» Objective
With the line containing "Type out the text in this image." as the first line and the last line of the records as the final one, reproduce that range exactly.

» Raw records
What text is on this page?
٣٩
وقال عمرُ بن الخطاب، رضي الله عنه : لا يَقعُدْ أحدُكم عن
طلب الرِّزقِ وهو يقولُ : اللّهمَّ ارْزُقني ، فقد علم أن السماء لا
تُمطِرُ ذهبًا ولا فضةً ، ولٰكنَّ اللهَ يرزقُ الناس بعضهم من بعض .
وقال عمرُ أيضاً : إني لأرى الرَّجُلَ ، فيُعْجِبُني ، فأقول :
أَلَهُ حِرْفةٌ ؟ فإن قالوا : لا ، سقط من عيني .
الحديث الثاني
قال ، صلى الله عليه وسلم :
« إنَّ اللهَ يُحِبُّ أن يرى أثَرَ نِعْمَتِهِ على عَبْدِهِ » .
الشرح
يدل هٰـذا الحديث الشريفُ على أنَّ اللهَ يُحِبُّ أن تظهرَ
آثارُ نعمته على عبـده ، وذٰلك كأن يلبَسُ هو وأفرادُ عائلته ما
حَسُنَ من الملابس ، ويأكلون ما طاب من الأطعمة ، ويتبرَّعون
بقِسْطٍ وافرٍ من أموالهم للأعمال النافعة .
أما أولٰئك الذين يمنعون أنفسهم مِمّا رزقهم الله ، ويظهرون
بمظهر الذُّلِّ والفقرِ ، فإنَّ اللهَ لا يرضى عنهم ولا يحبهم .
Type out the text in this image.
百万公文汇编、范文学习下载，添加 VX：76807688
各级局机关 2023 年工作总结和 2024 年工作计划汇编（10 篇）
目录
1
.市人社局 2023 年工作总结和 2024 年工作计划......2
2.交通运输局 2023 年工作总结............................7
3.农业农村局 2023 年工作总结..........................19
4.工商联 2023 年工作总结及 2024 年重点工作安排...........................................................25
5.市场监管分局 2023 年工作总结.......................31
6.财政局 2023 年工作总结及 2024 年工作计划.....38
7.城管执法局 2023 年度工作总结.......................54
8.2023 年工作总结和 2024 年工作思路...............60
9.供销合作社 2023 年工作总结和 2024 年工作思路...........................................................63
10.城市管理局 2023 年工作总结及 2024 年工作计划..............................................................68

» Answer to the exercise
Type out the text in this image.
百万公文汇编、范文学习下载，添加 VX：76807688
各级局机关 2023 年工作总结和 2024 年工作计划汇编（10 篇）
目录
1
.市人社局 2023 年工作总结和 2024 年工作计划......2
2.交通运输局 2023 年工作总结............................7
3.农业农村局 2023 年工作总结..........................19
4.工商联 2023 年工作总结及 2024 年重点工作安排...........................................................25
5.市场监管分局 2023 年工作总结.......................31
6.财政局 2023 年工作总结及 2024 年工作计划.....38
7.城管执法局 2023 年度工作总结.......................54
8.2023 年工作总结和 2024 年工作思路...............60
9.供销合作社 2023 年工作总结和 2024 年工作思路...........................................................63
10.城市管理局 2023 年工作总结及 2024 年工作计划..............................................................68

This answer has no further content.